Task ::
Check each line of the records below for the string "button", then state how many lines contain it, with no other output.

Task input ::
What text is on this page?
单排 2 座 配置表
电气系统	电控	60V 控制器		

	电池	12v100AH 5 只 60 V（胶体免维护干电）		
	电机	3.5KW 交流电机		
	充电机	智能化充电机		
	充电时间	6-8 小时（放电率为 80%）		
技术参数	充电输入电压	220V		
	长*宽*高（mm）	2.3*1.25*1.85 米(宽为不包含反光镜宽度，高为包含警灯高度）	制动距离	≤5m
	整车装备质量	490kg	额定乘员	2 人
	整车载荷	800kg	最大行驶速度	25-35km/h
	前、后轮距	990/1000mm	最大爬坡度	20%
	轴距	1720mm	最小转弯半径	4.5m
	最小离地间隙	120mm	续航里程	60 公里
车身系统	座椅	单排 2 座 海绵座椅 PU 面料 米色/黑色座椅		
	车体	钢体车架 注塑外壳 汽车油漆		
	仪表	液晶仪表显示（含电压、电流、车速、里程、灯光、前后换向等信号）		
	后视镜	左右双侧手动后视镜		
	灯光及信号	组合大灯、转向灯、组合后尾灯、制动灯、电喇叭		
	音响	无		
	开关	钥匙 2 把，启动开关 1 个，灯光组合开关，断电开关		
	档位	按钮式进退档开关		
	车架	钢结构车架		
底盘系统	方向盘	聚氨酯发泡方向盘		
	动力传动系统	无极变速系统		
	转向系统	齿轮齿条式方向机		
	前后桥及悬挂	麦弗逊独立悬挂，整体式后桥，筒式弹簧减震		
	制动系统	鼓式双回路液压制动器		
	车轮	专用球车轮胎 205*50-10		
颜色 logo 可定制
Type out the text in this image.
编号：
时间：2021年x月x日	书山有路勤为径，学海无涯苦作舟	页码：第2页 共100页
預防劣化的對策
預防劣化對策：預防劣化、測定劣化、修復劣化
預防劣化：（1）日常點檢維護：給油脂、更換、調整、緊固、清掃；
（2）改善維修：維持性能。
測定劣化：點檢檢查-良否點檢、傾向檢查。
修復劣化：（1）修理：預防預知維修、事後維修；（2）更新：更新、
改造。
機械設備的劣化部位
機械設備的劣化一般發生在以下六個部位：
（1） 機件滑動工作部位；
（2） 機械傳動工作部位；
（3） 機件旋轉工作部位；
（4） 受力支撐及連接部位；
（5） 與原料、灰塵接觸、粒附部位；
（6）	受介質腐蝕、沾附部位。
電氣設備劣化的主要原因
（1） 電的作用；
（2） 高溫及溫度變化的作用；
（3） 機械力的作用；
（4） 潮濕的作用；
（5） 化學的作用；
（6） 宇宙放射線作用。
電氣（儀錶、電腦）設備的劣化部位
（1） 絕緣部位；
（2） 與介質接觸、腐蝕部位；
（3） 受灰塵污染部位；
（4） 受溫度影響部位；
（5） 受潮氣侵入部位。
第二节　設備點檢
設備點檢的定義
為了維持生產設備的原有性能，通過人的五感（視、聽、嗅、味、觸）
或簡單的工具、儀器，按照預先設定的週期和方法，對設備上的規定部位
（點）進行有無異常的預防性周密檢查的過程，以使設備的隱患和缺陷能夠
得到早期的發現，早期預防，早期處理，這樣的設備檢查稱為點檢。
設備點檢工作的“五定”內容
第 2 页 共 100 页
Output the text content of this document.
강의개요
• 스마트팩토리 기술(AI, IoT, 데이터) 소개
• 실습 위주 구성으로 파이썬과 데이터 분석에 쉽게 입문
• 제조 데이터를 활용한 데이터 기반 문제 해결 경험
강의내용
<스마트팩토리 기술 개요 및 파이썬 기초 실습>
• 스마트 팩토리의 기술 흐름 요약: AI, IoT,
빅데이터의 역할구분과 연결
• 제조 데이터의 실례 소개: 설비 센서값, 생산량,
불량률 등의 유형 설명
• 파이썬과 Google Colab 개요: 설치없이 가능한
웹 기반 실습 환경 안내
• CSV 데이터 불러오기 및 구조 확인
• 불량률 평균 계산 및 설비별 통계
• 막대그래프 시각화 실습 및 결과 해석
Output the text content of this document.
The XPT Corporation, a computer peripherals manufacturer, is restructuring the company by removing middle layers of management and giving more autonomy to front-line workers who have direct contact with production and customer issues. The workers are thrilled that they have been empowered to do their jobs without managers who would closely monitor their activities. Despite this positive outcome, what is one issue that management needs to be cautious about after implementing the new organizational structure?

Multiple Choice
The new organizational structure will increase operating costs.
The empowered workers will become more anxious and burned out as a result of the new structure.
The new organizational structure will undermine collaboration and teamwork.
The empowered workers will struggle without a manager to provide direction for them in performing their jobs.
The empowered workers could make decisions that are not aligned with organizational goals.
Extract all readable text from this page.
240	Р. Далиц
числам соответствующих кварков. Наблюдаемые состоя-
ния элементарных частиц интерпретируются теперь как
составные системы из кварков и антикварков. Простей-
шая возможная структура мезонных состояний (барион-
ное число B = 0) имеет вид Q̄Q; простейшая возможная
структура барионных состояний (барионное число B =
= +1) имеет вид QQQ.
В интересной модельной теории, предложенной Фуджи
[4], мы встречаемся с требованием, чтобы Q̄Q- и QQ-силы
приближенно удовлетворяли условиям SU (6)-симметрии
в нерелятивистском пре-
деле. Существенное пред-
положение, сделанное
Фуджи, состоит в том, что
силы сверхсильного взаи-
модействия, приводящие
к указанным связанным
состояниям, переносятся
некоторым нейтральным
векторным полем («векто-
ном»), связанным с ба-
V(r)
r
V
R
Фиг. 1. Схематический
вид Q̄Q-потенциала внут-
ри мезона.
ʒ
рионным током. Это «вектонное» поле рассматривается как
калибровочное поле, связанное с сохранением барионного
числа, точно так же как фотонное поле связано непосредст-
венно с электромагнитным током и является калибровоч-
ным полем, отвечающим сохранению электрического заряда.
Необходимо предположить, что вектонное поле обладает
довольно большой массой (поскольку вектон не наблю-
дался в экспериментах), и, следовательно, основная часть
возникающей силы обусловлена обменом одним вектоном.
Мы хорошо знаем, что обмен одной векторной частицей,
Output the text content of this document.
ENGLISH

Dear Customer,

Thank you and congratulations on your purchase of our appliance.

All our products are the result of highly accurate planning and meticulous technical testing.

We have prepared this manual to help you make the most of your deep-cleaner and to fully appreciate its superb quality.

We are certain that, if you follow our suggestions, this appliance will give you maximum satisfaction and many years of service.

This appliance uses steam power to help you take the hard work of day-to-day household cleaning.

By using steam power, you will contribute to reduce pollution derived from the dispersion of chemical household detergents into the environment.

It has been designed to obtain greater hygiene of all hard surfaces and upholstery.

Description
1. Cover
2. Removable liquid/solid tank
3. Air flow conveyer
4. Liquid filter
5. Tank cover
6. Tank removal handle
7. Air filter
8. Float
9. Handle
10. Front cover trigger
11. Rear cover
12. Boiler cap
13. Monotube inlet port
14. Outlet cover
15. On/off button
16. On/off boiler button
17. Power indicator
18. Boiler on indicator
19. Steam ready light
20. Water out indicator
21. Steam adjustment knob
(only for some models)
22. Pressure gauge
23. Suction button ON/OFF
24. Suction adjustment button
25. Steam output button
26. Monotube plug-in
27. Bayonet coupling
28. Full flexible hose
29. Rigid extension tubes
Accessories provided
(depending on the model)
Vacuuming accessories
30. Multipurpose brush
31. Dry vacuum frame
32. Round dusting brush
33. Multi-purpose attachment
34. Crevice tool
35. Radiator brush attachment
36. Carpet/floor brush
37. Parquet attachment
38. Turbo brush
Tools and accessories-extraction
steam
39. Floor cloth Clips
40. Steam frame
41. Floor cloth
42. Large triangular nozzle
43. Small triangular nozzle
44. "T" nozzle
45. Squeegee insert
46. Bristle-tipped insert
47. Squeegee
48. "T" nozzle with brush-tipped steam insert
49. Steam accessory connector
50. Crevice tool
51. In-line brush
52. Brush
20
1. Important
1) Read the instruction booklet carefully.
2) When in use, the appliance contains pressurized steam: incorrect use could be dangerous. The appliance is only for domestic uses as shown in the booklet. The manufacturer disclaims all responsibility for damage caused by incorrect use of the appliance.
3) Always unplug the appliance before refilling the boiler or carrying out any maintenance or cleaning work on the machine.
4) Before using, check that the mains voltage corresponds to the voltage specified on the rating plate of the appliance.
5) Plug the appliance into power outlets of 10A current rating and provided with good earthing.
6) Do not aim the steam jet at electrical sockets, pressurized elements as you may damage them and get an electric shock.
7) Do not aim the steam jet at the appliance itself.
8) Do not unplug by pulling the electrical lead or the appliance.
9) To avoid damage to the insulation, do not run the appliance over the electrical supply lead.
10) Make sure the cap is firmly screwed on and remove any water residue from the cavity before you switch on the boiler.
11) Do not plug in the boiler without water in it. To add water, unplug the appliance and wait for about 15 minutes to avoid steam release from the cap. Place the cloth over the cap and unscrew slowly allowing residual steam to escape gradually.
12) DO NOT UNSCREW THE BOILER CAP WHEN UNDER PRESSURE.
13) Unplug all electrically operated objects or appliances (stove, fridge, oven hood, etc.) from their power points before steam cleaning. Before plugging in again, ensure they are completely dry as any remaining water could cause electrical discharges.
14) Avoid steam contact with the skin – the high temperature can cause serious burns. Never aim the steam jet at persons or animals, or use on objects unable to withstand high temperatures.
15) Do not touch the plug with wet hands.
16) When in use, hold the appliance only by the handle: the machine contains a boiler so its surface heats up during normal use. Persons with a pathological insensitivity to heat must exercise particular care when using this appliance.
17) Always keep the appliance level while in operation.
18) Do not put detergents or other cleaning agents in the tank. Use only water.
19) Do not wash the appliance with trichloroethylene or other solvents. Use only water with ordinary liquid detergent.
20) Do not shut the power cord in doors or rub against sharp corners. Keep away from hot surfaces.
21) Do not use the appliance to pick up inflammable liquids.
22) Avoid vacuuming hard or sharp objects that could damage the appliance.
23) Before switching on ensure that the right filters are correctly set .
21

Exercise solution ::
5